Task. Pick out and copy every line below that has the word "version".

···

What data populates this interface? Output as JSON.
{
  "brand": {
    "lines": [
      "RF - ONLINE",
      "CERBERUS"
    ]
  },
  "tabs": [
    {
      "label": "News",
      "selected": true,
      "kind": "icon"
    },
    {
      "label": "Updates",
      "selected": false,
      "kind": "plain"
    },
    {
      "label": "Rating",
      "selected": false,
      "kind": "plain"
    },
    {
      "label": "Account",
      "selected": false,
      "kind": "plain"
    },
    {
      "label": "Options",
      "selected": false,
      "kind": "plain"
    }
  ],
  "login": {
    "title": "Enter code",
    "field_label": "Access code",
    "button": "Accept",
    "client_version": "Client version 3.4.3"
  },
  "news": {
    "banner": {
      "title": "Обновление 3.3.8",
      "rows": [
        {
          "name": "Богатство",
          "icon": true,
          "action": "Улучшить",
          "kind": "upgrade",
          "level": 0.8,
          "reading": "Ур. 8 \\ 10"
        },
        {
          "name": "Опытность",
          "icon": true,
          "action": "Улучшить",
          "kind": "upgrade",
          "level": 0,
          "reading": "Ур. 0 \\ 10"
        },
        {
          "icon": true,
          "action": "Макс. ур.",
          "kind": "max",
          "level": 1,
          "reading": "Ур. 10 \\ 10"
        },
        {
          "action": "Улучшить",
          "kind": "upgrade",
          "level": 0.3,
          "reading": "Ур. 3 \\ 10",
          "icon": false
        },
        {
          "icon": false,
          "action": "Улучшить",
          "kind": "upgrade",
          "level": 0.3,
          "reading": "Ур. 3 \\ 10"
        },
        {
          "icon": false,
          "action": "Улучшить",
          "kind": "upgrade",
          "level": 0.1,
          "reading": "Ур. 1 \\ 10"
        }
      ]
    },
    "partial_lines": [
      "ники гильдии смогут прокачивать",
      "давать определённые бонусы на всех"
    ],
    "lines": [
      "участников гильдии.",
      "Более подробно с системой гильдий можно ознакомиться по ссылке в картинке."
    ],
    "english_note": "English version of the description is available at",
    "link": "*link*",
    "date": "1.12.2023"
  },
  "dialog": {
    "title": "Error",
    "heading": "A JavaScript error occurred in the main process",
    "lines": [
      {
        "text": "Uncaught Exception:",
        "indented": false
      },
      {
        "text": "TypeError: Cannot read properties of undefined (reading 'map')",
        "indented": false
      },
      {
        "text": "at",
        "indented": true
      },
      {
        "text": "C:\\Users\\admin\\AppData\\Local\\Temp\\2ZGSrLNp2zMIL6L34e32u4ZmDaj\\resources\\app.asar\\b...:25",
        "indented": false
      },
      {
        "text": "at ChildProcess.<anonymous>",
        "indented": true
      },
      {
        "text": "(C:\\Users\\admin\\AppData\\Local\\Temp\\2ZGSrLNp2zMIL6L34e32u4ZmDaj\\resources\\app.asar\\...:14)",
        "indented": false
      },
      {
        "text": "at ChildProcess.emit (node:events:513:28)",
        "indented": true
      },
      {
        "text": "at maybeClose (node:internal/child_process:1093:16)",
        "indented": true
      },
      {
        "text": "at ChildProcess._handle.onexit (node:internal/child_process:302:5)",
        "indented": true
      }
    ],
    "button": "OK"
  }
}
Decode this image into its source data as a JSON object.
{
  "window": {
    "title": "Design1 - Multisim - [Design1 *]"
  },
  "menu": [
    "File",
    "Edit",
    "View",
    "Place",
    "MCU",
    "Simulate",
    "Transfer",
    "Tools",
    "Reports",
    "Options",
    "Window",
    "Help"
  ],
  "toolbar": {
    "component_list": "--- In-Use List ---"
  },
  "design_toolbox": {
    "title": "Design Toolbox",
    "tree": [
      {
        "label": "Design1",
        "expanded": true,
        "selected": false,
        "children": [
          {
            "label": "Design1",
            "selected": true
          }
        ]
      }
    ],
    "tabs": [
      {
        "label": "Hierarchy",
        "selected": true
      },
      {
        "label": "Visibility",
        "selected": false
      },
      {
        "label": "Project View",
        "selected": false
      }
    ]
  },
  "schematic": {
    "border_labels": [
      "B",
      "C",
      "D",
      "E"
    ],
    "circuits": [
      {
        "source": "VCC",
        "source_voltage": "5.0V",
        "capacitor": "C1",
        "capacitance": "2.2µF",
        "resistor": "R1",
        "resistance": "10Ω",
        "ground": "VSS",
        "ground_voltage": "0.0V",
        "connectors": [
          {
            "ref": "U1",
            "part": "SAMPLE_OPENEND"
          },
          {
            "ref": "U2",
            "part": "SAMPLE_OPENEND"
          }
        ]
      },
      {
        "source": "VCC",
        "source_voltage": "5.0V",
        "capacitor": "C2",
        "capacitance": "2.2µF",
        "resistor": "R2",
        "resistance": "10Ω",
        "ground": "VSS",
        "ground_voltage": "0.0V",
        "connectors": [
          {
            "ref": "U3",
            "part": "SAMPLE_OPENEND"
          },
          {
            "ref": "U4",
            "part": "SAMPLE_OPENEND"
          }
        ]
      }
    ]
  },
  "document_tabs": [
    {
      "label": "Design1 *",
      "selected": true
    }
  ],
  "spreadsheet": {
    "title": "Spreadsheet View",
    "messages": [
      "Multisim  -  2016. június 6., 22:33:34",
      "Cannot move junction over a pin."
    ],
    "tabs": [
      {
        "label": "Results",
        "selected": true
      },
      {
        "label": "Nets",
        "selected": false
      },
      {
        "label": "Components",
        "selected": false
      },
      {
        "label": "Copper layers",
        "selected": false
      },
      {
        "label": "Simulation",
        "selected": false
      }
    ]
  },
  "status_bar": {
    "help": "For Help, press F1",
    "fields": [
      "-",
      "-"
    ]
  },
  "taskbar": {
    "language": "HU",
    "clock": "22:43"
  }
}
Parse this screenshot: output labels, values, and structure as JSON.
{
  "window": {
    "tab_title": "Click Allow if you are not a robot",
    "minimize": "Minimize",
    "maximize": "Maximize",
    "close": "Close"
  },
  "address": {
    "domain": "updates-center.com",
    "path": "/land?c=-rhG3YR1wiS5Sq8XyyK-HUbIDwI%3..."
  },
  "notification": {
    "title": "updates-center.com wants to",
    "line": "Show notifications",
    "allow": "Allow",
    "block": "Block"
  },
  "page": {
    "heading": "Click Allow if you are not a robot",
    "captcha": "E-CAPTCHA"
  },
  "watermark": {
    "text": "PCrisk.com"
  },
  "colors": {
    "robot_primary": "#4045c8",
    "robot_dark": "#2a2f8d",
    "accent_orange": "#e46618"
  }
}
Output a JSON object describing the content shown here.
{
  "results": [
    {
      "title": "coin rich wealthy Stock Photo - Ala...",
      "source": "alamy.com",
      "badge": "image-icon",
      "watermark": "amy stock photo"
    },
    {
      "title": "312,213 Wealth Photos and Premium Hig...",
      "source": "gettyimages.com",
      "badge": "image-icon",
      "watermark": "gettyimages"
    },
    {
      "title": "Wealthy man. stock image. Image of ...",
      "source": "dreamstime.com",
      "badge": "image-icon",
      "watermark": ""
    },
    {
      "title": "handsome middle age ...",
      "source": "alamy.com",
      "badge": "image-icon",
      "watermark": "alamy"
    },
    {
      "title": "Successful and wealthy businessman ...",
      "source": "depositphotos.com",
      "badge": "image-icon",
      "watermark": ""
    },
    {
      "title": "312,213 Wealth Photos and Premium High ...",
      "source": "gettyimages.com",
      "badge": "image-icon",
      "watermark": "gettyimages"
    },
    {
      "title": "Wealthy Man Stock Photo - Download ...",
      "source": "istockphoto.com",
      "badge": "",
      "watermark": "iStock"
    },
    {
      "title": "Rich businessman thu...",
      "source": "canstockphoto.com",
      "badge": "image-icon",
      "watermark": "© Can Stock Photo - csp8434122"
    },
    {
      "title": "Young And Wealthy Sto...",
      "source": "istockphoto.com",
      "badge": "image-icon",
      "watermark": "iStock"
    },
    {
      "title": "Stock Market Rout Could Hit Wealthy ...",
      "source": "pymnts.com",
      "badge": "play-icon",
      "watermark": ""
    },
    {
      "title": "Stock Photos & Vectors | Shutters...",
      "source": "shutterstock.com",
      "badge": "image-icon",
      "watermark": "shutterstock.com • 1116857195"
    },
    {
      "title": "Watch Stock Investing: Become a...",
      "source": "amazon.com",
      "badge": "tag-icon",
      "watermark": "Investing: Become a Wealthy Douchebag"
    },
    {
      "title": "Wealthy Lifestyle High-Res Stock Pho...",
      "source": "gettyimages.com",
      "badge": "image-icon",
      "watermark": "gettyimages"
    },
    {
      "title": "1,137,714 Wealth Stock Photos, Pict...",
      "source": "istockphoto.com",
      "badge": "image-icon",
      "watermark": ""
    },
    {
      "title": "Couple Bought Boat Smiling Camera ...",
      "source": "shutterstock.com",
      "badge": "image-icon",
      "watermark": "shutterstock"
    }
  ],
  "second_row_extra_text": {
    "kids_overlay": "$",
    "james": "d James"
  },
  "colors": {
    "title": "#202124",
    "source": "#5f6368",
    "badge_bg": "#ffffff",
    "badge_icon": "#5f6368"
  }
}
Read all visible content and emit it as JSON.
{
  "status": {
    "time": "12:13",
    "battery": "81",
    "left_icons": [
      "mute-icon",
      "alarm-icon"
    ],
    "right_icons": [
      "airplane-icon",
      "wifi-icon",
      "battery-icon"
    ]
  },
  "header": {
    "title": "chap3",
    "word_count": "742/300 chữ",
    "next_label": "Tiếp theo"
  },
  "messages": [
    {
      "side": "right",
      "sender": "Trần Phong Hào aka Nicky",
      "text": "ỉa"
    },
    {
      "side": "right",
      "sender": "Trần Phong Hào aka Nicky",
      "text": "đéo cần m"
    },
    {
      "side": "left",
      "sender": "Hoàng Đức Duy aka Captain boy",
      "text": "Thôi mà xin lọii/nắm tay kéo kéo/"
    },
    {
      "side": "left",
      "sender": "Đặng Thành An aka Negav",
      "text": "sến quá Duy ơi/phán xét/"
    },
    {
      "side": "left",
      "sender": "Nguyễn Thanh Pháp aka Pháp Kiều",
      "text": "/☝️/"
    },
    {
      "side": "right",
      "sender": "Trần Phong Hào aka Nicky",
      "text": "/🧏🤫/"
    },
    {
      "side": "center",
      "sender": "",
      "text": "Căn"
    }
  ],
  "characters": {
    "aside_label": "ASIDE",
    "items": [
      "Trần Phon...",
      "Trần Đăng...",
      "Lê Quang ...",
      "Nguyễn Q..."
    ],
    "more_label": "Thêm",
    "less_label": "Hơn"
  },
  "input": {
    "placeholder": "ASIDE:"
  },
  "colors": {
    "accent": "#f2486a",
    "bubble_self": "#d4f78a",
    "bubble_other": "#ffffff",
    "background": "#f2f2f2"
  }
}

···

Exercise answer.
    "client_version": "Client version 3.4.3"
    "english_note": "English version of the description is available at",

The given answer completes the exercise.